:: AIM OF THE EXERCISE ::
Print out each record below, unaltered and complete, without its images.

(Records from a dataset)

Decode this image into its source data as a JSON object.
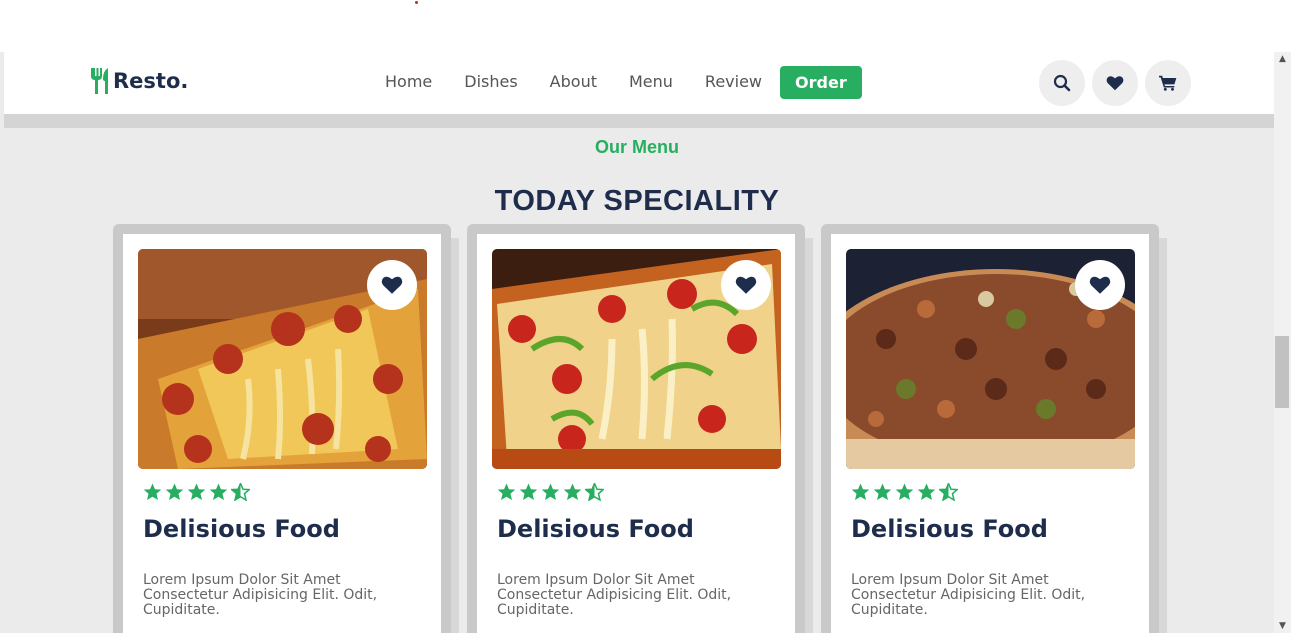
{
  "brand": {
    "name": "Resto."
  },
  "nav": {
    "items": [
      "Home",
      "Dishes",
      "About",
      "Menu",
      "Review"
    ],
    "order_label": "Order"
  },
  "header_icons": [
    "search-icon",
    "heart-icon",
    "cart-icon"
  ],
  "section": {
    "subheading": "Our Menu",
    "heading": "TODAY SPECIALITY"
  },
  "cards": [
    {
      "title": "Delisious Food",
      "description": "Lorem Ipsum Dolor Sit Amet Consectetur Adipisicing Elit. Odit, Cupiditate.",
      "rating": 4.5,
      "image": "pepperoni-pizza-slice"
    },
    {
      "title": "Delisious Food",
      "description": "Lorem Ipsum Dolor Sit Amet Consectetur Adipisicing Elit. Odit, Cupiditate.",
      "rating": 4.5,
      "image": "pepper-pizza-slice"
    },
    {
      "title": "Delisious Food",
      "description": "Lorem Ipsum Dolor Sit Amet Consectetur Adipisicing Elit. Odit, Cupiditate.",
      "rating": 4.5,
      "image": "supreme-pizza"
    }
  ],
  "colors": {
    "accent": "#27ae60",
    "heading": "#1f2d4d",
    "text": "#666666",
    "background": "#ebebeb"
  }
}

:: EXPECTED ANSWER ::
Decode this image into its source data as a JSON object.
{
  "brand": {
    "name": "Resto."
  },
  "nav": {
    "items": [
      "Home",
      "Dishes",
      "About",
      "Menu",
      "Review"
    ],
    "order_label": "Order"
  },
  "header_icons": [
    "search-icon",
    "heart-icon",
    "cart-icon"
  ],
  "section": {
    "subheading": "Our Menu",
    "heading": "TODAY SPECIALITY"
  },
  "cards": [
    {
      "title": "Delisious Food",
      "description": "Lorem Ipsum Dolor Sit Amet Consectetur Adipisicing Elit. Odit, Cupiditate.",
      "rating": 4.5,
      "image": "pepperoni-pizza-slice"
    },
    {
      "title": "Delisious Food",
      "description": "Lorem Ipsum Dolor Sit Amet Consectetur Adipisicing Elit. Odit, Cupiditate.",
      "rating": 4.5,
      "image": "pepper-pizza-slice"
    },
    {
      "title": "Delisious Food",
      "description": "Lorem Ipsum Dolor Sit Amet Consectetur Adipisicing Elit. Odit, Cupiditate.",
      "rating": 4.5,
      "image": "supreme-pizza"
    }
  ],
  "colors": {
    "accent": "#27ae60",
    "heading": "#1f2d4d",
    "text": "#666666",
    "background": "#ebebeb"
  }
}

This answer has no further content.